- EXERCISE GOAL -
Return the number of lines holding "ассигнования", with nothing added.

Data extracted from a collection
>>>

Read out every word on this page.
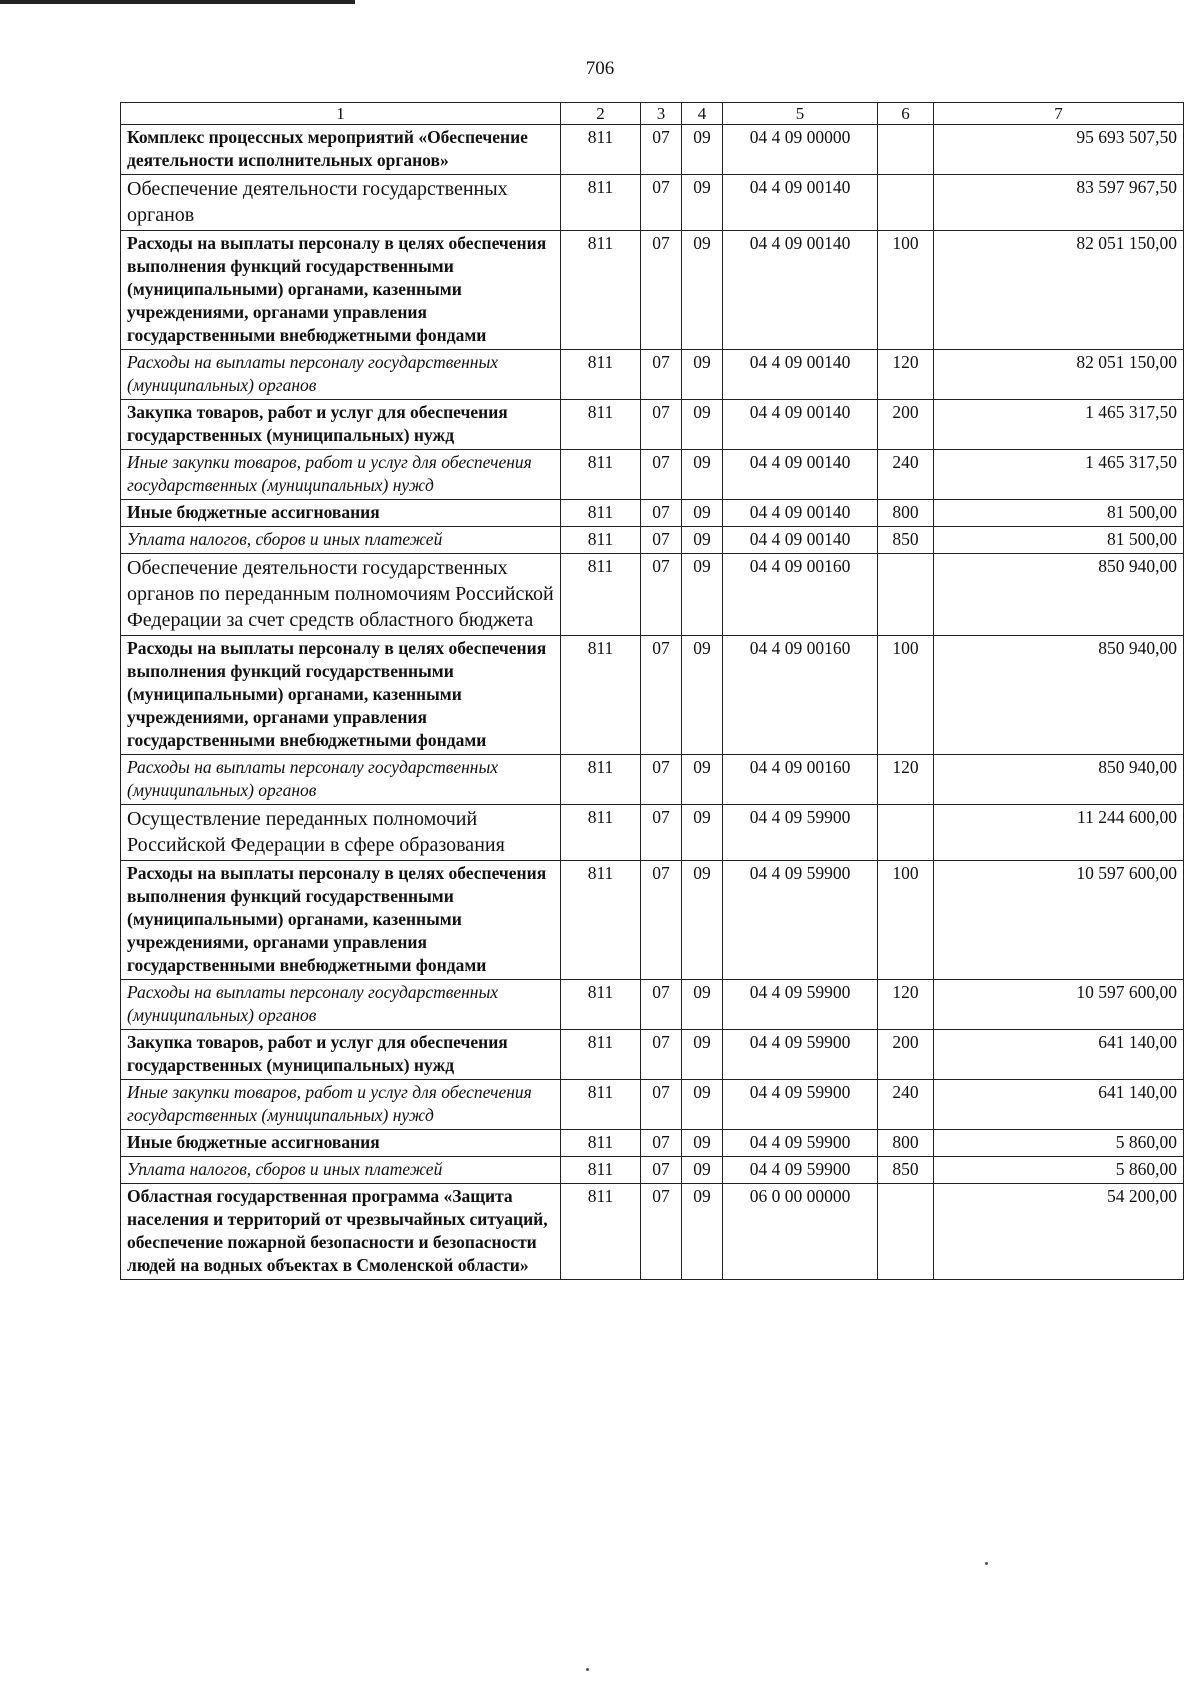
706
1	2	3	4	5	6	7
Комплекс процессных мероприятий «Обеспечение деятельности исполнительных органов»	811	07	09	04 4 09 00000		95 693 507,50
Обеспечение деятельности государственных органов	811	07	09	04 4 09 00140		83 597 967,50
Расходы на выплаты персоналу в целях обеспечения выполнения функций государственными (муниципальными) органами, казенными учреждениями, органами управления государственными внебюджетными фондами	811	07	09	04 4 09 00140	100	82 051 150,00
Расходы на выплаты персоналу государственных (муниципальных) органов	811	07	09	04 4 09 00140	120	82 051 150,00
Закупка товаров, работ и услуг для обеспечения государственных (муниципальных) нужд	811	07	09	04 4 09 00140	200	1 465 317,50
Иные закупки товаров, работ и услуг для обеспечения государственных (муниципальных) нужд	811	07	09	04 4 09 00140	240	1 465 317,50
Иные бюджетные ассигнования	811	07	09	04 4 09 00140	800	81 500,00
Уплата налогов, сборов и иных платежей	811	07	09	04 4 09 00140	850	81 500,00
Обеспечение деятельности государственных органов по переданным полномочиям Российской Федерации за счет средств областного бюджета	811	07	09	04 4 09 00160		850 940,00
Расходы на выплаты персоналу в целях обеспечения выполнения функций государственными (муниципальными) органами, казенными учреждениями, органами управления государственными внебюджетными фондами	811	07	09	04 4 09 00160	100	850 940,00
Расходы на выплаты персоналу государственных (муниципальных) органов	811	07	09	04 4 09 00160	120	850 940,00
Осуществление переданных полномочий Российской Федерации в сфере образования	811	07	09	04 4 09 59900		11 244 600,00
Расходы на выплаты персоналу в целях обеспечения выполнения функций государственными (муниципальными) органами, казенными учреждениями, органами управления государственными внебюджетными фондами	811	07	09	04 4 09 59900	100	10 597 600,00
Расходы на выплаты персоналу государственных (муниципальных) органов	811	07	09	04 4 09 59900	120	10 597 600,00
Закупка товаров, работ и услуг для обеспечения государственных (муниципальных) нужд	811	07	09	04 4 09 59900	200	641 140,00
Иные закупки товаров, работ и услуг для обеспечения государственных (муниципальных) нужд	811	07	09	04 4 09 59900	240	641 140,00
Иные бюджетные ассигнования	811	07	09	04 4 09 59900	800	5 860,00
Уплата налогов, сборов и иных платежей	811	07	09	04 4 09 59900	850	5 860,00
Областная государственная программа «Защита населения и территорий от чрезвычайных ситуаций, обеспечение пожарной безопасности и безопасности людей на водных объектах в Смоленской области»	811	07	09	06 0 00 00000		54 200,00
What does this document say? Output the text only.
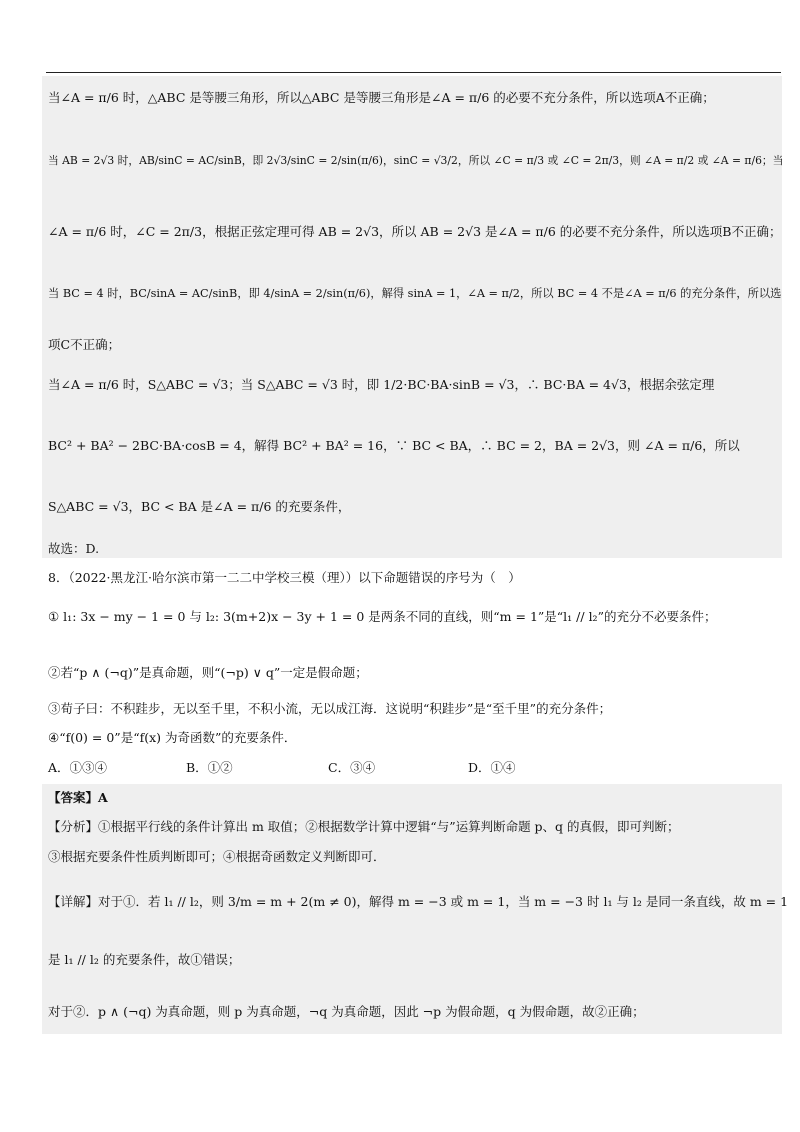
当∠A = π/6 时，△ABC 是等腰三角形，所以△ABC 是等腰三角形是∠A = π/6 的必要不充分条件，所以选项A不正确；
当 AB = 2√3 时，AB/sinC = AC/sinB，即 2√3/sinC = 2/sin(π/6)，sinC = √3/2，所以 ∠C = π/3 或 ∠C = 2π/3，则 ∠A = π/2 或 ∠A = π/6；当
∠A = π/6 时，∠C = 2π/3，根据正弦定理可得 AB = 2√3，所以 AB = 2√3 是∠A = π/6 的必要不充分条件，所以选项B不正确；
当 BC = 4 时，BC/sinA = AC/sinB，即 4/sinA = 2/sin(π/6)，解得 sinA = 1，∠A = π/2，所以 BC = 4 不是∠A = π/6 的充分条件，所以选
项C不正确；
当∠A = π/6 时，S△ABC = √3；当 S△ABC = √3 时，即 1/2·BC·BA·sinB = √3，∴ BC·BA = 4√3，根据余弦定理
BC² + BA² − 2BC·BA·cosB = 4，解得 BC² + BA² = 16，∵ BC < BA，∴ BC = 2，BA = 2√3，则 ∠A = π/6，所以
S△ABC = √3，BC < BA 是∠A = π/6 的充要条件，
故选：D.
8．（2022·黑龙江·哈尔滨市第一二二中学校三模（理））以下命题错误的序号为（　）
① l₁: 3x − my − 1 = 0 与 l₂: 3(m+2)x − 3y + 1 = 0 是两条不同的直线，则“m = 1”是“l₁ // l₂”的充分不必要条件；
②若“p ∧ (¬q)”是真命题，则“(¬p) ∨ q”一定是假命题；
③荀子曰：不积跬步，无以至千里，不积小流，无以成江海．这说明“积跬步”是“至千里”的充分条件；
④“f(0) = 0”是“f(x) 为奇函数”的充要条件．
A．①③④	B．①②	C．③④	D．①④
【答案】A
【分析】①根据平行线的条件计算出 m 取值；②根据数学计算中逻辑“与”运算判断命题 p、q 的真假，即可判断；
③根据充要条件性质判断即可；④根据奇函数定义判断即可．
【详解】对于①．若 l₁ // l₂，则 3/m = m + 2(m ≠ 0)，解得 m = −3 或 m = 1，当 m = −3 时 l₁ 与 l₂ 是同一条直线，故 m = 1
是 l₁ // l₂ 的充要条件，故①错误；
对于②．p ∧ (¬q) 为真命题，则 p 为真命题，¬q 为真命题，因此 ¬p 为假命题，q 为假命题，故②正确；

<<<

- EXERCISE OUTPUT -
2